Отредактируйте отрывок текста об иранских зороастрийцах между словами "Тем не менее, несмотря" и "открылась в Тегеране." включительно, заменив "храмов огня" на "святилищ огня".

▶ Текст для анализа:
------------------------------------------------

Тем не менее, несмотря ни на что, иранские зороастрийцы, подобно парсам, сохраняли тот же высокий моральный дух и предприимчивость. Как только Манекджи удалось несколько уменьшить оказывавшееся на них давление, зороастрийские акабиры, или старшины, занялись совместно с ним восстановлением полуразвалившихся храмов огня и дахм (прежде им запрещали их ремонтировать) и стали делать все возможное для самых нуждающихся членов общины. Смелым нововведением, сильно осуждавшимся местными мусульманами, явилось основание школ, предназначавшихся для начального обучения зороастрийцев по западному образцу. Манекджи приступил к организации школ еще в год своего прибытия в Иран, и вскоре на средства парсов были учреждены в Йезде, Кермане и во многих зороастрийских деревнях начальные школы, а в 1865 г. небольшая школа с пансионом открылась в Тегеране.

------------------------------------------------

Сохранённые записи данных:
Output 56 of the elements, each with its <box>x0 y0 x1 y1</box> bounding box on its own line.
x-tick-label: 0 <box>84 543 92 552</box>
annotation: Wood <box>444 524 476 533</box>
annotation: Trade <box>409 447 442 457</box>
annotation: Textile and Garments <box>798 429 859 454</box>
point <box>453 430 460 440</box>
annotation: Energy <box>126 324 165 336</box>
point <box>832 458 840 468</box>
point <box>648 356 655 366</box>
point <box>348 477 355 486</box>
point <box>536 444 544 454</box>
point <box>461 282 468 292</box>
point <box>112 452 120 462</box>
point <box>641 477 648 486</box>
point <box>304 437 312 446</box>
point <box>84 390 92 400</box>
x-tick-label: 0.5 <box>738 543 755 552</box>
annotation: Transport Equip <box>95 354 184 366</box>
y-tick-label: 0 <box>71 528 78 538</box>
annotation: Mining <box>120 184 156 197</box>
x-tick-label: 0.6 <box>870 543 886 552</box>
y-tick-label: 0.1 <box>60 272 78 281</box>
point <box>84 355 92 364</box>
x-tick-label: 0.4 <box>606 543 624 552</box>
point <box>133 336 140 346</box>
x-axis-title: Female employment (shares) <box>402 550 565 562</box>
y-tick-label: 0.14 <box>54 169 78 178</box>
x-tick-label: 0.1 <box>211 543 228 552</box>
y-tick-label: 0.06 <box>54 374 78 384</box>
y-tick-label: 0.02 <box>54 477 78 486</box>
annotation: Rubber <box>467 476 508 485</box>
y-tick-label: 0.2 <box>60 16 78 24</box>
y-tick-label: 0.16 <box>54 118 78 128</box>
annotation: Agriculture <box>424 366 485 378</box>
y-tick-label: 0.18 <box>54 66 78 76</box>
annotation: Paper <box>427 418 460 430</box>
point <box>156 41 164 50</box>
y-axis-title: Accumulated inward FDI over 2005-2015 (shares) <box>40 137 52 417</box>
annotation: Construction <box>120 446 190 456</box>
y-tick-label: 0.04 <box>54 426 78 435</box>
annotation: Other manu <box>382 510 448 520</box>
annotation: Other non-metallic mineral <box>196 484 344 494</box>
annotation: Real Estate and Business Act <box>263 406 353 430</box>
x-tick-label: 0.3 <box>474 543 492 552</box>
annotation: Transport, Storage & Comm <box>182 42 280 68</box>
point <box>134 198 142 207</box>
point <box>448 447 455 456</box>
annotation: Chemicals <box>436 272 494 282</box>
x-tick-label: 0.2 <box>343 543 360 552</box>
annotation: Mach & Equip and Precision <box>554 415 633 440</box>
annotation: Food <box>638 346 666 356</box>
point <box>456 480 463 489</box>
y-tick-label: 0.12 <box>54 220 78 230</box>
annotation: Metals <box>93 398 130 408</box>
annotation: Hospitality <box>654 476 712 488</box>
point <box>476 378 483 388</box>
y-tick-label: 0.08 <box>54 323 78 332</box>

------------------------------------------------

▶ Поле ответа:
Тем не менее, несмотря ни на что, иранские зороастрийцы, подобно парсам, сохраняли тот же высокий моральный дух и предприимчивость. Как только Манекджи удалось несколько уменьшить оказывавшееся на них давление, зороастрийские акабиры, или старшины, занялись совместно с ним восстановлением полуразвалившихся святилищ огня и дахм (прежде им запрещали их ремонтировать) и стали делать все возможное для самых нуждающихся членов общины. Смелым нововведением, сильно осуждавшимся местными мусульманами, явилось основание школ, предназначавшихся для начального обучения зороастрийцев по западному образцу. Манекджи приступил к организации школ еще в год своего прибытия в Иран, и вскоре на средства парсов были учреждены в Йезде, Кермане и во многих зороастрийских деревнях начальные школы, а в 1865 г. небольшая школа с пансионом открылась в Тегеране.